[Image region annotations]
^^^^^^^^
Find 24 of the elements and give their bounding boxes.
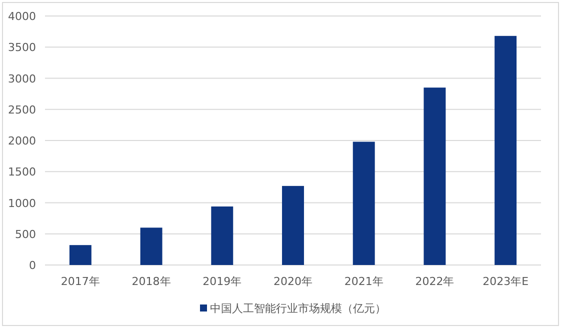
bar — [494, 36, 517, 265]
y-tick-label: 1500 — [8, 166, 36, 179]
y-tick-label: 2500 — [8, 103, 36, 116]
y-tick-label: 0 — [29, 259, 36, 272]
legend-label: 中国人工智能行业市场规模（亿元） — [210, 302, 386, 315]
x-tick-label: 2023年E — [482, 275, 529, 288]
y-tick-label: 3000 — [8, 72, 36, 86]
bar — [424, 88, 446, 265]
bar — [69, 245, 92, 265]
x-tick-label: 2017年 — [60, 275, 100, 288]
x-tick-label: 2018年 — [132, 275, 171, 288]
bar — [140, 228, 162, 265]
y-tick-label: 4000 — [8, 10, 36, 23]
x-tick-label: 2019年 — [202, 275, 242, 288]
y-tick-label: 3500 — [8, 41, 36, 54]
x-tick-label: 2020年 — [274, 275, 312, 288]
x-tick-label: 2021年 — [344, 275, 384, 288]
x-tick-label: 2022年 — [415, 275, 454, 288]
y-tick-label: 500 — [15, 228, 36, 241]
y-tick-label: 2000 — [8, 134, 36, 148]
bar — [352, 142, 375, 265]
bar — [211, 206, 234, 265]
bar — [282, 186, 304, 265]
y-tick-label: 1000 — [8, 196, 36, 210]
^^^^^^^^
Quote every line of the records above verbatim, leaving out the picture lines.

Find 24 of the elements and give their bounding boxes.
bar — [494, 36, 517, 265]
y-tick-label: 1500 — [8, 166, 36, 179]
y-tick-label: 2500 — [8, 103, 36, 116]
y-tick-label: 0 — [29, 259, 36, 272]
legend-label: 中国人工智能行业市场规模（亿元） — [210, 302, 386, 315]
x-tick-label: 2023年E — [482, 275, 529, 288]
y-tick-label: 3000 — [8, 72, 36, 86]
bar — [424, 88, 446, 265]
bar — [69, 245, 92, 265]
x-tick-label: 2017年 — [60, 275, 100, 288]
x-tick-label: 2018年 — [132, 275, 171, 288]
bar — [140, 228, 162, 265]
y-tick-label: 4000 — [8, 10, 36, 23]
x-tick-label: 2019年 — [202, 275, 242, 288]
y-tick-label: 3500 — [8, 41, 36, 54]
x-tick-label: 2020年 — [274, 275, 312, 288]
x-tick-label: 2021年 — [344, 275, 384, 288]
x-tick-label: 2022年 — [415, 275, 454, 288]
y-tick-label: 500 — [15, 228, 36, 241]
y-tick-label: 2000 — [8, 134, 36, 148]
bar — [352, 142, 375, 265]
bar — [211, 206, 234, 265]
bar — [282, 186, 304, 265]
y-tick-label: 1000 — [8, 196, 36, 210]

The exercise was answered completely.